REQUIREMENT -
Whenever a line of the entries below holds the string "Loire", copy that line and return it.

--- DATASET EXTRACT ---

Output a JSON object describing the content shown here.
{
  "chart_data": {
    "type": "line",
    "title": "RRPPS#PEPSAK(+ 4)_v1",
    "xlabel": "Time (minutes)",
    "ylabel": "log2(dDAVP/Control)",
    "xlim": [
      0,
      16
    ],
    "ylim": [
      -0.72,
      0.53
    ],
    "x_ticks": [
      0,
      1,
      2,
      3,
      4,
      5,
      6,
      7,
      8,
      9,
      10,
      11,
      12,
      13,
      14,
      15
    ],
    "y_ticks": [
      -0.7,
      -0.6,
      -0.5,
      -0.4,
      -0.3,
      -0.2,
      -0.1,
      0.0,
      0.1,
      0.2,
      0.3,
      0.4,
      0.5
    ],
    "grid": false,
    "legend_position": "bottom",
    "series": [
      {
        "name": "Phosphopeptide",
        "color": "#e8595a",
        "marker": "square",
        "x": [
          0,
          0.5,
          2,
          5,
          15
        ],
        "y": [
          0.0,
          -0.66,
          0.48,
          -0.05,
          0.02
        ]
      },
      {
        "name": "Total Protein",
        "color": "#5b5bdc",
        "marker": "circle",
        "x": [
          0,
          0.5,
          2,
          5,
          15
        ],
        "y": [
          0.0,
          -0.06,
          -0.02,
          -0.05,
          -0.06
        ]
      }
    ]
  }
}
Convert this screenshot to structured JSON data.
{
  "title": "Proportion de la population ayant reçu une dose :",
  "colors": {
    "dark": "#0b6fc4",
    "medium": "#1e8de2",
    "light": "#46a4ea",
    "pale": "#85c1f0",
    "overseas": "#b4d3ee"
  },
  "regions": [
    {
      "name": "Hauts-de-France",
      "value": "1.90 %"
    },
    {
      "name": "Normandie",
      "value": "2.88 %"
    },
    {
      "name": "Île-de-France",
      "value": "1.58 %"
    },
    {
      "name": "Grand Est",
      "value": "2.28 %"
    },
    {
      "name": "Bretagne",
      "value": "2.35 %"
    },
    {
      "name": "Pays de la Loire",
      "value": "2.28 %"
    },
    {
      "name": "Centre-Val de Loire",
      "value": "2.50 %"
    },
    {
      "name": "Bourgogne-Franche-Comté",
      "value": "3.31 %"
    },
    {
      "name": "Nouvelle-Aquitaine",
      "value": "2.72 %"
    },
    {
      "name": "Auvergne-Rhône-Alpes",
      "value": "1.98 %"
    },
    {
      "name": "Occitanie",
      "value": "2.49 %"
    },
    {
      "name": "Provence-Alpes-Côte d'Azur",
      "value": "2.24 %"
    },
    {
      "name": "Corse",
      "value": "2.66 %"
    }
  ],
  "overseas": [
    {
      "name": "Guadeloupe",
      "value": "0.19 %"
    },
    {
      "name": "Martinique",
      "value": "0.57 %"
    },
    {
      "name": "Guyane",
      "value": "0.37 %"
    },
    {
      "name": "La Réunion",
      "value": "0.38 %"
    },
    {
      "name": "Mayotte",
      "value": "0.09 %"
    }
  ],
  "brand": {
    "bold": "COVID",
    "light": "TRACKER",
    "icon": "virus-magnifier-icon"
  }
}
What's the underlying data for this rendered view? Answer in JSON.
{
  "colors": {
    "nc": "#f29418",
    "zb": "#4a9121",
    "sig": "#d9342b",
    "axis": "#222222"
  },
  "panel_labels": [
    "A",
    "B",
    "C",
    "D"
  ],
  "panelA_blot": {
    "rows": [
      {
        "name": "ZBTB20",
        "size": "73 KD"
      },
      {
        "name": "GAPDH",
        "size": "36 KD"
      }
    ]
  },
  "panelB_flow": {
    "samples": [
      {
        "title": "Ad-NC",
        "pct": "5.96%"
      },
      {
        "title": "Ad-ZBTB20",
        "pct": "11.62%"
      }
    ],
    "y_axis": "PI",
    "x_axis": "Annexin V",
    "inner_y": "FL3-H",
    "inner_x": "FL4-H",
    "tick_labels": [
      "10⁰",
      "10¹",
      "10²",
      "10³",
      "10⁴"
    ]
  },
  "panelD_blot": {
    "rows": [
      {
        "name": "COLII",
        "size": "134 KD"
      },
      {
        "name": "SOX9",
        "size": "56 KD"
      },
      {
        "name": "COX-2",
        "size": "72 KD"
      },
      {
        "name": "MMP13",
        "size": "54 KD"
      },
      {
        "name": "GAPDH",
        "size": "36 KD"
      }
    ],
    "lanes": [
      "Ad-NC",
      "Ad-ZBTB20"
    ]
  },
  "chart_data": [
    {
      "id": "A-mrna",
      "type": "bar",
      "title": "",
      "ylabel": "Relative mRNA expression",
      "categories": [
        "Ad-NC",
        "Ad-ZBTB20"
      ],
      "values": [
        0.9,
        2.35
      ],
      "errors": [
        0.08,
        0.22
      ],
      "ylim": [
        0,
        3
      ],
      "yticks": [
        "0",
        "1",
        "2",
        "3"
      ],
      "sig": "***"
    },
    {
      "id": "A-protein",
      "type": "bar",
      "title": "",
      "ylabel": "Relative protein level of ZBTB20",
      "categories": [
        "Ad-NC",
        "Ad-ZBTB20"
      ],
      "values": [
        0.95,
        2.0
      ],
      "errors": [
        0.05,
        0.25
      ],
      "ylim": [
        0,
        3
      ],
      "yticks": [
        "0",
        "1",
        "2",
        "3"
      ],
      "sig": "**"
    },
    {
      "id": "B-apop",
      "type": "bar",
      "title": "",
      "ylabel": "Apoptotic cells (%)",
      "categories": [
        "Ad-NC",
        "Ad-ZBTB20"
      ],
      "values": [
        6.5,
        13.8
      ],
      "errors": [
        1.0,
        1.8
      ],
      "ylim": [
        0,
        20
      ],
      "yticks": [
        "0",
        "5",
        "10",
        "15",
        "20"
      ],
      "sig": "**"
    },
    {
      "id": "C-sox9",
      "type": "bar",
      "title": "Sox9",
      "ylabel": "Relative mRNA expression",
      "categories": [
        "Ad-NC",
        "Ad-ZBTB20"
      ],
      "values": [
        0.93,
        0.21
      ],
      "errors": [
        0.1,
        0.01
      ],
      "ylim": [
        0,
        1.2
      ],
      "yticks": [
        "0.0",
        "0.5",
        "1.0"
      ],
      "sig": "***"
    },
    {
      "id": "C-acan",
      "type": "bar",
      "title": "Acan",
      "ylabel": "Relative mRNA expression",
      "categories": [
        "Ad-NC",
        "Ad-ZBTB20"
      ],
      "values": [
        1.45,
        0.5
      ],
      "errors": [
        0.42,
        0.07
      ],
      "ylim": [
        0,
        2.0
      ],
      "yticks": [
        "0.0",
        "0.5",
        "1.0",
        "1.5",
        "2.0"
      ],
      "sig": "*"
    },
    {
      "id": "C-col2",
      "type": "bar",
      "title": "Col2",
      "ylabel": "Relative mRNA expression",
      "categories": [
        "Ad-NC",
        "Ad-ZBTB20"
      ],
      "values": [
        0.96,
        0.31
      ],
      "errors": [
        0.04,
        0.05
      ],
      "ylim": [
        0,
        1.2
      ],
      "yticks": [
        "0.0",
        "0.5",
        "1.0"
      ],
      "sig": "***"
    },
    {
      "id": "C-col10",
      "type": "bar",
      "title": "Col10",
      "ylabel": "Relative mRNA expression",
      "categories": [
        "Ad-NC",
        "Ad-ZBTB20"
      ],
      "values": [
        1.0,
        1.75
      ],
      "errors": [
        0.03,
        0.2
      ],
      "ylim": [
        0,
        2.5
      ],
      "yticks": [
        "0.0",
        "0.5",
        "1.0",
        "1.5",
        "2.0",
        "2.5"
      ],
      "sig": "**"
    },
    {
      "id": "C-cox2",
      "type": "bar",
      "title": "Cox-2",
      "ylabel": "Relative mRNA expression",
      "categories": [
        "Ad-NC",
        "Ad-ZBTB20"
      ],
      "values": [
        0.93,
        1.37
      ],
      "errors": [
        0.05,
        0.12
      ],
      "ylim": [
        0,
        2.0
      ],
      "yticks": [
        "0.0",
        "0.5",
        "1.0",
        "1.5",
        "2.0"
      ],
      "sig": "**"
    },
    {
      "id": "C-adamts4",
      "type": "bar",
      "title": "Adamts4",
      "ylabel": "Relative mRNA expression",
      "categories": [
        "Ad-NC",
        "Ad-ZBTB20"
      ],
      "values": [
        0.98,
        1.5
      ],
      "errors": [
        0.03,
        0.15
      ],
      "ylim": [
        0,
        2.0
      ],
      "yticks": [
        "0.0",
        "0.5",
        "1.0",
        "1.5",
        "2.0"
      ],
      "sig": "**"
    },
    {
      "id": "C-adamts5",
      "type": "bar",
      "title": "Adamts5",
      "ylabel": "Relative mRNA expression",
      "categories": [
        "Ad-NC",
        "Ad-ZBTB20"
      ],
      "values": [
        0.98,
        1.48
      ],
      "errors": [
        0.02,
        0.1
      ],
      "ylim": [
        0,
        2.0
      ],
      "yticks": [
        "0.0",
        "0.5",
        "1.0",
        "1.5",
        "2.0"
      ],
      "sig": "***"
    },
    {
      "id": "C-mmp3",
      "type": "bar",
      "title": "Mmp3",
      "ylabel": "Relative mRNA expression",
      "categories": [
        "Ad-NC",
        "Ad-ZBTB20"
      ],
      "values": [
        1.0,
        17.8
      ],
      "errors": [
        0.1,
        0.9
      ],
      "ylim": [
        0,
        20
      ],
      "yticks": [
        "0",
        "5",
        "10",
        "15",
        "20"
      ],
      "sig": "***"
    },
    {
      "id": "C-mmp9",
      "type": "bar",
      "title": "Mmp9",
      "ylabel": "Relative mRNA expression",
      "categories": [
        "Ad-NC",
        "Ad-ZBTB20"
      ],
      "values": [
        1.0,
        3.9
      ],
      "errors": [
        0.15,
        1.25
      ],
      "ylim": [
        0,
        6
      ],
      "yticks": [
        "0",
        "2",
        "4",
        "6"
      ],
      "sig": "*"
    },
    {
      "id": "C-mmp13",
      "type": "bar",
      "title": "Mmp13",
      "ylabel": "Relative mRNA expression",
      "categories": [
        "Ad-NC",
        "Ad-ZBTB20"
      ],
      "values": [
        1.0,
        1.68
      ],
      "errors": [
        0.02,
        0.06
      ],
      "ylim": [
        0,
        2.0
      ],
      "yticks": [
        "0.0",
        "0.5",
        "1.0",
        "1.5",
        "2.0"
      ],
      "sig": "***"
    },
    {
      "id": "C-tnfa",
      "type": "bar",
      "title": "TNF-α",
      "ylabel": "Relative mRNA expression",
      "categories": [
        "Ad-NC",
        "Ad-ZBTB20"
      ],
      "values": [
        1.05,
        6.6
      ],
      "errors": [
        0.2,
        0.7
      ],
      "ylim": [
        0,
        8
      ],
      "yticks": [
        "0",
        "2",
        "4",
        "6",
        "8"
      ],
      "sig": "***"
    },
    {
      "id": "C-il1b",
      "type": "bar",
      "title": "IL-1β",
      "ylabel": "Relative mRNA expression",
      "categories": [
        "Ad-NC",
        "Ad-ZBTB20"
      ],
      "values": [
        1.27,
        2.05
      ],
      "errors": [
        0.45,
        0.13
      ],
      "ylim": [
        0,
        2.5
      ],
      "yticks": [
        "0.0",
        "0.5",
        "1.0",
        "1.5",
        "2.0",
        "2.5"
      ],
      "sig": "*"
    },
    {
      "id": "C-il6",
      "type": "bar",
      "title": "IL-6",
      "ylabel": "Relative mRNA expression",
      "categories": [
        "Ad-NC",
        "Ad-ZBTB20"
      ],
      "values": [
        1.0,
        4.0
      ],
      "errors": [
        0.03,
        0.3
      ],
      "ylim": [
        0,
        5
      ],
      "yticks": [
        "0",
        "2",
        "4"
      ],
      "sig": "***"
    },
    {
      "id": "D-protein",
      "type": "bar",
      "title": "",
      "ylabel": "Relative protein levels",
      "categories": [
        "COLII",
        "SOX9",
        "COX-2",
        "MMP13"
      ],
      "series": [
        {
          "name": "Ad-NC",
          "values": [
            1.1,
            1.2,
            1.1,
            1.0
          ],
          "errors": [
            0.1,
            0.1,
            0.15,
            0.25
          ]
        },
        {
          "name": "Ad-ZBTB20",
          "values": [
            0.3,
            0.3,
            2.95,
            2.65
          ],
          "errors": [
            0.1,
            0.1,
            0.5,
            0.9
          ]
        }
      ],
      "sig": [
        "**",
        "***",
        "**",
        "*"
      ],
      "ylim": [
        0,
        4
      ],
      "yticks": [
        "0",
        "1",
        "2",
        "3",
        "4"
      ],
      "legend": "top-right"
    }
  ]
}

---

WRITTEN RESPONSE -
      "name": "Pays de la Loire",
      "name": "Centre-Val de Loire",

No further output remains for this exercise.